Entries:

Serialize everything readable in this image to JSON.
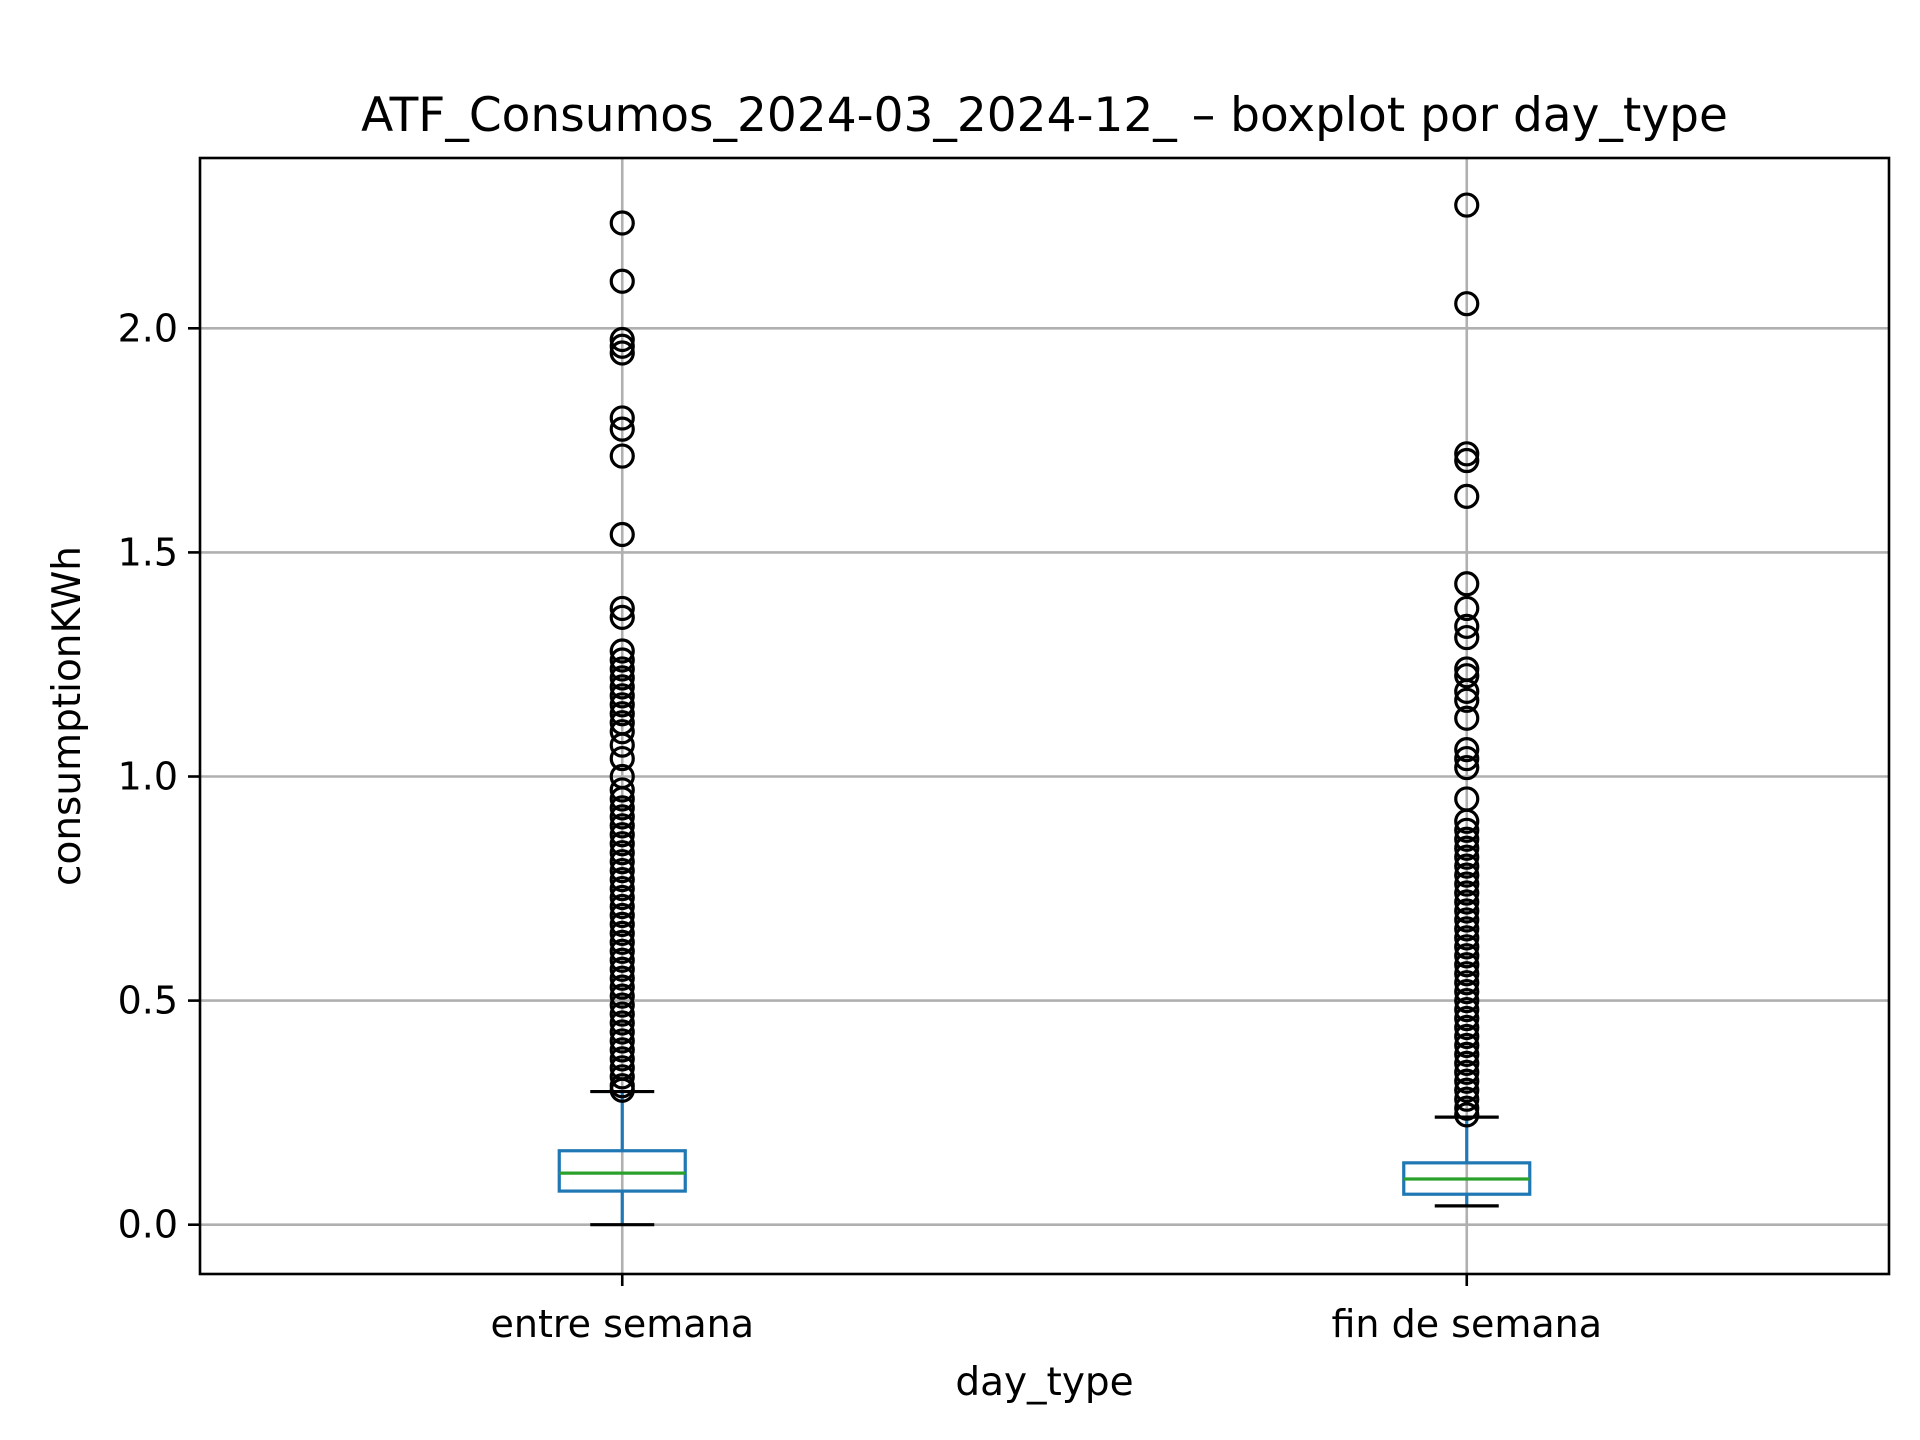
{
  "chart_data": {
    "type": "boxplot",
    "title": "ATF_Consumos_2024-03_2024-12_ – boxplot por day_type",
    "xlabel": "day_type",
    "ylabel": "consumptionKWh",
    "categories": [
      "entre semana",
      "fin de semana"
    ],
    "ylim": [
      -0.11,
      2.38
    ],
    "yticks": [
      0.0,
      0.5,
      1.0,
      1.5,
      2.0
    ],
    "ytick_labels": [
      "0.0",
      "0.5",
      "1.0",
      "1.5",
      "2.0"
    ],
    "grid": true,
    "colors": {
      "box": "#1f77b4",
      "median": "#2ca02c",
      "flier": "#000000",
      "grid": "#b0b0b0"
    },
    "boxes": [
      {
        "category": "entre semana",
        "whisker_low": 0.0,
        "q1": 0.075,
        "median": 0.115,
        "q3": 0.165,
        "whisker_high": 0.297,
        "fliers": [
          2.235,
          2.105,
          1.975,
          1.96,
          1.945,
          1.8,
          1.775,
          1.715,
          1.54,
          1.375,
          1.355,
          1.28,
          1.26,
          1.24,
          1.22,
          1.2,
          1.18,
          1.16,
          1.14,
          1.12,
          1.1,
          1.07,
          1.04,
          1.0,
          0.97,
          0.95,
          0.93,
          0.91,
          0.89,
          0.87,
          0.85,
          0.83,
          0.81,
          0.79,
          0.77,
          0.75,
          0.73,
          0.71,
          0.69,
          0.67,
          0.65,
          0.63,
          0.61,
          0.59,
          0.57,
          0.55,
          0.53,
          0.51,
          0.49,
          0.47,
          0.45,
          0.43,
          0.41,
          0.39,
          0.37,
          0.35,
          0.33,
          0.31,
          0.3
        ]
      },
      {
        "category": "fin de semana",
        "whisker_low": 0.042,
        "q1": 0.068,
        "median": 0.102,
        "q3": 0.138,
        "whisker_high": 0.24,
        "fliers": [
          2.275,
          2.055,
          1.72,
          1.705,
          1.625,
          1.43,
          1.375,
          1.335,
          1.31,
          1.24,
          1.225,
          1.19,
          1.17,
          1.13,
          1.06,
          1.04,
          1.02,
          0.95,
          0.9,
          0.88,
          0.86,
          0.84,
          0.82,
          0.8,
          0.78,
          0.76,
          0.74,
          0.72,
          0.7,
          0.68,
          0.66,
          0.64,
          0.62,
          0.6,
          0.58,
          0.56,
          0.54,
          0.52,
          0.5,
          0.48,
          0.46,
          0.44,
          0.42,
          0.4,
          0.38,
          0.36,
          0.34,
          0.32,
          0.3,
          0.28,
          0.26,
          0.245
        ]
      }
    ]
  }
}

What is being asked: Write out all the records again, exactly, minus any pictures.

The reply:
Serialize everything readable in this image to JSON.
{
  "chart_data": {
    "type": "boxplot",
    "title": "ATF_Consumos_2024-03_2024-12_ – boxplot por day_type",
    "xlabel": "day_type",
    "ylabel": "consumptionKWh",
    "categories": [
      "entre semana",
      "fin de semana"
    ],
    "ylim": [
      -0.11,
      2.38
    ],
    "yticks": [
      0.0,
      0.5,
      1.0,
      1.5,
      2.0
    ],
    "ytick_labels": [
      "0.0",
      "0.5",
      "1.0",
      "1.5",
      "2.0"
    ],
    "grid": true,
    "colors": {
      "box": "#1f77b4",
      "median": "#2ca02c",
      "flier": "#000000",
      "grid": "#b0b0b0"
    },
    "boxes": [
      {
        "category": "entre semana",
        "whisker_low": 0.0,
        "q1": 0.075,
        "median": 0.115,
        "q3": 0.165,
        "whisker_high": 0.297,
        "fliers": [
          2.235,
          2.105,
          1.975,
          1.96,
          1.945,
          1.8,
          1.775,
          1.715,
          1.54,
          1.375,
          1.355,
          1.28,
          1.26,
          1.24,
          1.22,
          1.2,
          1.18,
          1.16,
          1.14,
          1.12,
          1.1,
          1.07,
          1.04,
          1.0,
          0.97,
          0.95,
          0.93,
          0.91,
          0.89,
          0.87,
          0.85,
          0.83,
          0.81,
          0.79,
          0.77,
          0.75,
          0.73,
          0.71,
          0.69,
          0.67,
          0.65,
          0.63,
          0.61,
          0.59,
          0.57,
          0.55,
          0.53,
          0.51,
          0.49,
          0.47,
          0.45,
          0.43,
          0.41,
          0.39,
          0.37,
          0.35,
          0.33,
          0.31,
          0.3
        ]
      },
      {
        "category": "fin de semana",
        "whisker_low": 0.042,
        "q1": 0.068,
        "median": 0.102,
        "q3": 0.138,
        "whisker_high": 0.24,
        "fliers": [
          2.275,
          2.055,
          1.72,
          1.705,
          1.625,
          1.43,
          1.375,
          1.335,
          1.31,
          1.24,
          1.225,
          1.19,
          1.17,
          1.13,
          1.06,
          1.04,
          1.02,
          0.95,
          0.9,
          0.88,
          0.86,
          0.84,
          0.82,
          0.8,
          0.78,
          0.76,
          0.74,
          0.72,
          0.7,
          0.68,
          0.66,
          0.64,
          0.62,
          0.6,
          0.58,
          0.56,
          0.54,
          0.52,
          0.5,
          0.48,
          0.46,
          0.44,
          0.42,
          0.4,
          0.38,
          0.36,
          0.34,
          0.32,
          0.3,
          0.28,
          0.26,
          0.245
        ]
      }
    ]
  }
}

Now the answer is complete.